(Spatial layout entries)
++++++

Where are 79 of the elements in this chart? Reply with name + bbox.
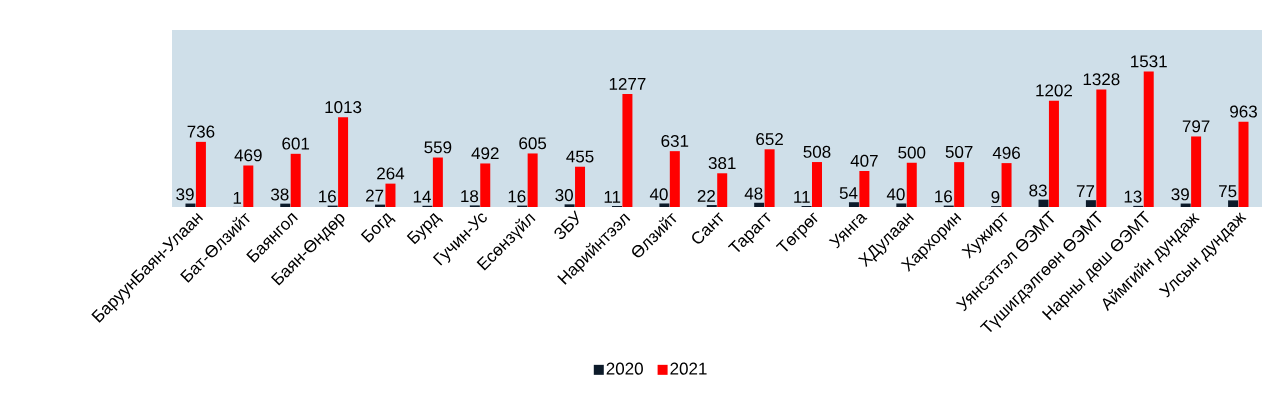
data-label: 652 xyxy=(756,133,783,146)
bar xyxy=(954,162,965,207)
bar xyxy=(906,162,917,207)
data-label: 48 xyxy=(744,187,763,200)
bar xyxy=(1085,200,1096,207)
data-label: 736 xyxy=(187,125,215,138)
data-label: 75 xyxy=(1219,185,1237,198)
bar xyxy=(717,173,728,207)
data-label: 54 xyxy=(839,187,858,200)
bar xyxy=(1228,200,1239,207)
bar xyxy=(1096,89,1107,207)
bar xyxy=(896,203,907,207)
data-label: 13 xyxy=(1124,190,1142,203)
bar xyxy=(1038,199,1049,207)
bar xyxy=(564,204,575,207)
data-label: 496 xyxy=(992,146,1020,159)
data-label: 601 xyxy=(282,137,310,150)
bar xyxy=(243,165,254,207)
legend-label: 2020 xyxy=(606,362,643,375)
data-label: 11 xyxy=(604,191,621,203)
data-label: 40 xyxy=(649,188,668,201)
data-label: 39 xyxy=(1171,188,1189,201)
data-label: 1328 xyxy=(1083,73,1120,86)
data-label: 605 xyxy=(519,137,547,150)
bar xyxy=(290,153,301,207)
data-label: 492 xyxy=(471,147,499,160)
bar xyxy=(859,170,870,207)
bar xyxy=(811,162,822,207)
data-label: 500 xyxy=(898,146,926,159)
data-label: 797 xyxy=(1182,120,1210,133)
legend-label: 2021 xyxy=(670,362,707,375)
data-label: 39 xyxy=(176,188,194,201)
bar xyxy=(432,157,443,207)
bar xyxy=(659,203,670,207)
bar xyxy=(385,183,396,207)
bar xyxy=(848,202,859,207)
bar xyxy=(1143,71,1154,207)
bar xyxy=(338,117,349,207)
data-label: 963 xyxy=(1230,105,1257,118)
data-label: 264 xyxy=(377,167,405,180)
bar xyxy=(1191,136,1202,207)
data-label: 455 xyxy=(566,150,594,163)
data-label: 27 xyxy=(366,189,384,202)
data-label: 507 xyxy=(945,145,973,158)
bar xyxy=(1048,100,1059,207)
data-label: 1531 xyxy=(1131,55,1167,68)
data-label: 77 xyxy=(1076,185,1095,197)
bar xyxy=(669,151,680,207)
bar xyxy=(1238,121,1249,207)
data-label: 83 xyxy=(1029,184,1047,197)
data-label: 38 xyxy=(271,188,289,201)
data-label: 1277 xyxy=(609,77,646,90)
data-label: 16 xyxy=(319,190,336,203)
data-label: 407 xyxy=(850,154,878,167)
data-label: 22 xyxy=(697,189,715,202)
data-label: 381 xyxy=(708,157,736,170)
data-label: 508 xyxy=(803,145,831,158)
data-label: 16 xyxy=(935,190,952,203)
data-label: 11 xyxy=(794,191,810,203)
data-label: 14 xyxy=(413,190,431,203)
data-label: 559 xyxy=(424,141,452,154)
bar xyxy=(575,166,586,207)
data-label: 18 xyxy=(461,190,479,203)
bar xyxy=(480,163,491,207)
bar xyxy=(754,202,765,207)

++++++

# Task prompt
Turn everything in the listing from the line containing "data-label: 652 xyxy=(756,133,783,146)" down to the line containing "data-label: 39 xyxy=(1171,188,1189,201)" into a Markdown table with the columns Number and Record line, numbering each line and leaving out blank lines.

# Finished task
| Number | Record line |
|---|---|
| 1 | data-label: 652 xyxy=(756,133,783,146) |
| 2 | bar xyxy=(954,162,965,207) |
| 3 | bar xyxy=(906,162,917,207) |
| 4 | data-label: 48 xyxy=(744,187,763,200) |
| 5 | bar xyxy=(1085,200,1096,207) |
| 6 | data-label: 736 xyxy=(187,125,215,138) |
| 7 | data-label: 75 xyxy=(1219,185,1237,198) |
| 8 | bar xyxy=(717,173,728,207) |
| 9 | data-label: 54 xyxy=(839,187,858,200) |
| 10 | bar xyxy=(1228,200,1239,207) |
| 11 | bar xyxy=(1096,89,1107,207) |
| 12 | bar xyxy=(896,203,907,207) |
| 13 | data-label: 13 xyxy=(1124,190,1142,203) |
| 14 | bar xyxy=(1038,199,1049,207) |
| 15 | bar xyxy=(564,204,575,207) |
| 16 | data-label: 496 xyxy=(992,146,1020,159) |
| 17 | data-label: 601 xyxy=(282,137,310,150) |
| 18 | bar xyxy=(243,165,254,207) |
| 19 | legend-label: 2020 xyxy=(606,362,643,375) |
| 20 | data-label: 11 xyxy=(604,191,621,203) |
| 21 | data-label: 40 xyxy=(649,188,668,201) |
| 22 | data-label: 39 xyxy=(1171,188,1189,201) |